**Your instructions:**
Every record here should be printed again exactly.
## START Supplied entries
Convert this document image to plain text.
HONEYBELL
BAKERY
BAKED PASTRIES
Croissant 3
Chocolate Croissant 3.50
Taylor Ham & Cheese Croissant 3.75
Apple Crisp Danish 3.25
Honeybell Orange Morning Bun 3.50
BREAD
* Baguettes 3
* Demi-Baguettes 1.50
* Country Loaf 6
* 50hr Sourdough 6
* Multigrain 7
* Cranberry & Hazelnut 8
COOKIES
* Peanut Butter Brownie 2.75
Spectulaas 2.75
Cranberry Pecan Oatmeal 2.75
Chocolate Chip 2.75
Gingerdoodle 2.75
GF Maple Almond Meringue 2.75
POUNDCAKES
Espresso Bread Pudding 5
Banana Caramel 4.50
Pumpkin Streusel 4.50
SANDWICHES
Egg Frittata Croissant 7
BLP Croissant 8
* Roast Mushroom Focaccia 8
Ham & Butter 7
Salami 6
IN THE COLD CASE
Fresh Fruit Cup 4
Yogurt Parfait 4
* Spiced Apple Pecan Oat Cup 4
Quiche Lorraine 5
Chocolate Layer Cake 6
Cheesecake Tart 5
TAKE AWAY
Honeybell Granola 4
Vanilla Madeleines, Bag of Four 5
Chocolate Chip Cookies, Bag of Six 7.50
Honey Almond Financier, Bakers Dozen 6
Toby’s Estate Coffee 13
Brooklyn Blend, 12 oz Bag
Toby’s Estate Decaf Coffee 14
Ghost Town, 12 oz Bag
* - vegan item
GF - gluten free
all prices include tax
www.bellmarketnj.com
## END Supplied entries
**Task output:**
Convert this document image to plain text.
HONEYBELL
BAKERY
BAKED PASTRIES
Croissant 3
Chocolate Croissant 3.50
Taylor Ham & Cheese Croissant 3.75
Apple Crisp Danish 3.25
Honeybell Orange Morning Bun 3.50
BREAD
* Baguettes 3
* Demi-Baguettes 1.50
* Country Loaf 6
* 50hr Sourdough 6
* Multigrain 7
* Cranberry & Hazelnut 8
COOKIES
* Peanut Butter Brownie 2.75
Spectulaas 2.75
Cranberry Pecan Oatmeal 2.75
Chocolate Chip 2.75
Gingerdoodle 2.75
GF Maple Almond Meringue 2.75
POUNDCAKES
Espresso Bread Pudding 5
Banana Caramel 4.50
Pumpkin Streusel 4.50
SANDWICHES
Egg Frittata Croissant 7
BLP Croissant 8
* Roast Mushroom Focaccia 8
Ham & Butter 7
Salami 6
IN THE COLD CASE
Fresh Fruit Cup 4
Yogurt Parfait 4
* Spiced Apple Pecan Oat Cup 4
Quiche Lorraine 5
Chocolate Layer Cake 6
Cheesecake Tart 5
TAKE AWAY
Honeybell Granola 4
Vanilla Madeleines, Bag of Four 5
Chocolate Chip Cookies, Bag of Six 7.50
Honey Almond Financier, Bakers Dozen 6
Toby’s Estate Coffee 13
Brooklyn Blend, 12 oz Bag
Toby’s Estate Decaf Coffee 14
Ghost Town, 12 oz Bag
* - vegan item
GF - gluten free
all prices include tax
www.bellmarketnj.com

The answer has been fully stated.